Collected data:
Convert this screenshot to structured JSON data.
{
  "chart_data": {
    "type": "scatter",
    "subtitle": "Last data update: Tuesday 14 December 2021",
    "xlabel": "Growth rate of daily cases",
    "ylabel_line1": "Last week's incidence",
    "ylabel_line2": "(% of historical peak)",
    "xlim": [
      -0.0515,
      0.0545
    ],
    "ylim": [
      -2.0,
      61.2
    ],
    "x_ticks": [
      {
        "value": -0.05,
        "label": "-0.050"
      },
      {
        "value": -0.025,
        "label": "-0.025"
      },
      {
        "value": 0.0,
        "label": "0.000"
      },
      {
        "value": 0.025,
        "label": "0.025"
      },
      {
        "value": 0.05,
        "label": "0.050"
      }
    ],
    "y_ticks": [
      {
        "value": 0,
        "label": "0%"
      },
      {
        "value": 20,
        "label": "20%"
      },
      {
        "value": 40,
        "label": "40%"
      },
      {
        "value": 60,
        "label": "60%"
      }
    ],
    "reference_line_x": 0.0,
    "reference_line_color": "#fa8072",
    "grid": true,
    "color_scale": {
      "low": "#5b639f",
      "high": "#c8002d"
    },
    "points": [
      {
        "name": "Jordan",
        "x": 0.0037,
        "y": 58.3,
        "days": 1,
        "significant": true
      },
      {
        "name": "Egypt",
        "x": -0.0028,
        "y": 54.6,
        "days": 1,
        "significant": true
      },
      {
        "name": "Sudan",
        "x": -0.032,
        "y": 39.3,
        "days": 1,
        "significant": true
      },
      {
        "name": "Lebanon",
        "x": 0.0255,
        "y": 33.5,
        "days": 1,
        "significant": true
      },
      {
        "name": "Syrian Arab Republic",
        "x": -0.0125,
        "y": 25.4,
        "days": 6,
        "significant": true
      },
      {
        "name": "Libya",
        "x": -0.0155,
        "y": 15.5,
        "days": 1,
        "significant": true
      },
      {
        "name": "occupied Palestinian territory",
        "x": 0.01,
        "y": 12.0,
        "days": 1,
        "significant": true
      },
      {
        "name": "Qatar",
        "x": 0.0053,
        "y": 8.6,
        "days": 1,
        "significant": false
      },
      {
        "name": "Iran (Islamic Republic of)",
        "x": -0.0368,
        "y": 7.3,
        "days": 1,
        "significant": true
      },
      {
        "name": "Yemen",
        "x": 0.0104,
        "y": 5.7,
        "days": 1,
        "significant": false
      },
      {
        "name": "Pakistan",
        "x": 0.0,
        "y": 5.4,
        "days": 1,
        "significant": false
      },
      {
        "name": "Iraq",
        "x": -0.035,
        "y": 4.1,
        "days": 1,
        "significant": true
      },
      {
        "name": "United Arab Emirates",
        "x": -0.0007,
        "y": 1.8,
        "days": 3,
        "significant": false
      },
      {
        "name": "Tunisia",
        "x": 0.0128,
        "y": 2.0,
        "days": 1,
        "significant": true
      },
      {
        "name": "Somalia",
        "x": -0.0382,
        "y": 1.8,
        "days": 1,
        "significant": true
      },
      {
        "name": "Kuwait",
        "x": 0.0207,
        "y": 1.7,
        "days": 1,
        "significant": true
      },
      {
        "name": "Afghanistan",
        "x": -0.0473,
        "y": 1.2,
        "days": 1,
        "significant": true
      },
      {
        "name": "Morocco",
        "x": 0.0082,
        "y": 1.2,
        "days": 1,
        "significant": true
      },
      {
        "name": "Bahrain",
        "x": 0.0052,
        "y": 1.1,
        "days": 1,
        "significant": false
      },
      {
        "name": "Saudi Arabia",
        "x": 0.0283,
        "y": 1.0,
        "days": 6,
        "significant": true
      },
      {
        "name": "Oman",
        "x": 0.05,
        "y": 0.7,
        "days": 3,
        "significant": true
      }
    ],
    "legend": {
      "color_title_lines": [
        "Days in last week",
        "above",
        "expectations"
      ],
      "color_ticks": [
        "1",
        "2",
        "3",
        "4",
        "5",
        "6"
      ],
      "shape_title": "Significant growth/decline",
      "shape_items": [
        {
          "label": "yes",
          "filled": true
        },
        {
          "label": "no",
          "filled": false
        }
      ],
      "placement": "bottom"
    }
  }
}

### Short problem
Search the listing for the word "Republic" and return each line that holds it.

### Full answer
        "name": "Syrian Arab Republic",
        "name": "Iran (Islamic Republic of)",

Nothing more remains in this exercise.